--- Dataset records ---
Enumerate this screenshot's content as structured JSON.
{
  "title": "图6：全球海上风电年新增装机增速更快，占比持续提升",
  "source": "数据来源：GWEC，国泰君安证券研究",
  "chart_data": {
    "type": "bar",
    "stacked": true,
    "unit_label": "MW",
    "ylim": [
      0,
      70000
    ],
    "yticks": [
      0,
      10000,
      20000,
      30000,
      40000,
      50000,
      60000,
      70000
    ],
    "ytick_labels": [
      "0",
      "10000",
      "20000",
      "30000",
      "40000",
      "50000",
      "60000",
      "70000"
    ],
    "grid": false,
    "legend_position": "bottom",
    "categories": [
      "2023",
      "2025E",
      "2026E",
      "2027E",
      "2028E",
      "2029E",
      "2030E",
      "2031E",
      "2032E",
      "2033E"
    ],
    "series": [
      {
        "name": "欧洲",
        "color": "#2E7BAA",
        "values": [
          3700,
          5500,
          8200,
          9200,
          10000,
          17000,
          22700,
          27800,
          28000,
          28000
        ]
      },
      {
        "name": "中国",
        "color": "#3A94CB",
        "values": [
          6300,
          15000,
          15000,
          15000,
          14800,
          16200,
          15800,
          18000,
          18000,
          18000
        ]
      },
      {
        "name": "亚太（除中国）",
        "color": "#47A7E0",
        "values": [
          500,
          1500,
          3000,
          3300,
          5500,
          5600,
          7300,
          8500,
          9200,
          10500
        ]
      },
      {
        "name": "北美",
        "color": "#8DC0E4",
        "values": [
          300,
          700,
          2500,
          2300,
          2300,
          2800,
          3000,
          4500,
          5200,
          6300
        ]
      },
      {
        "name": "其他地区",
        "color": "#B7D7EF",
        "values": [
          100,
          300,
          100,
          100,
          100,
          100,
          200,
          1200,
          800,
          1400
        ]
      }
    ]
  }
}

--- Written exercise ---
Please set down each line of the records exactly as given.

--- Solution for this problem ---
Enumerate this screenshot's content as structured JSON.
{
  "title": "图6：全球海上风电年新增装机增速更快，占比持续提升",
  "source": "数据来源：GWEC，国泰君安证券研究",
  "chart_data": {
    "type": "bar",
    "stacked": true,
    "unit_label": "MW",
    "ylim": [
      0,
      70000
    ],
    "yticks": [
      0,
      10000,
      20000,
      30000,
      40000,
      50000,
      60000,
      70000
    ],
    "ytick_labels": [
      "0",
      "10000",
      "20000",
      "30000",
      "40000",
      "50000",
      "60000",
      "70000"
    ],
    "grid": false,
    "legend_position": "bottom",
    "categories": [
      "2023",
      "2025E",
      "2026E",
      "2027E",
      "2028E",
      "2029E",
      "2030E",
      "2031E",
      "2032E",
      "2033E"
    ],
    "series": [
      {
        "name": "欧洲",
        "color": "#2E7BAA",
        "values": [
          3700,
          5500,
          8200,
          9200,
          10000,
          17000,
          22700,
          27800,
          28000,
          28000
        ]
      },
      {
        "name": "中国",
        "color": "#3A94CB",
        "values": [
          6300,
          15000,
          15000,
          15000,
          14800,
          16200,
          15800,
          18000,
          18000,
          18000
        ]
      },
      {
        "name": "亚太（除中国）",
        "color": "#47A7E0",
        "values": [
          500,
          1500,
          3000,
          3300,
          5500,
          5600,
          7300,
          8500,
          9200,
          10500
        ]
      },
      {
        "name": "北美",
        "color": "#8DC0E4",
        "values": [
          300,
          700,
          2500,
          2300,
          2300,
          2800,
          3000,
          4500,
          5200,
          6300
        ]
      },
      {
        "name": "其他地区",
        "color": "#B7D7EF",
        "values": [
          100,
          300,
          100,
          100,
          100,
          100,
          200,
          1200,
          800,
          1400
        ]
      }
    ]
  }
}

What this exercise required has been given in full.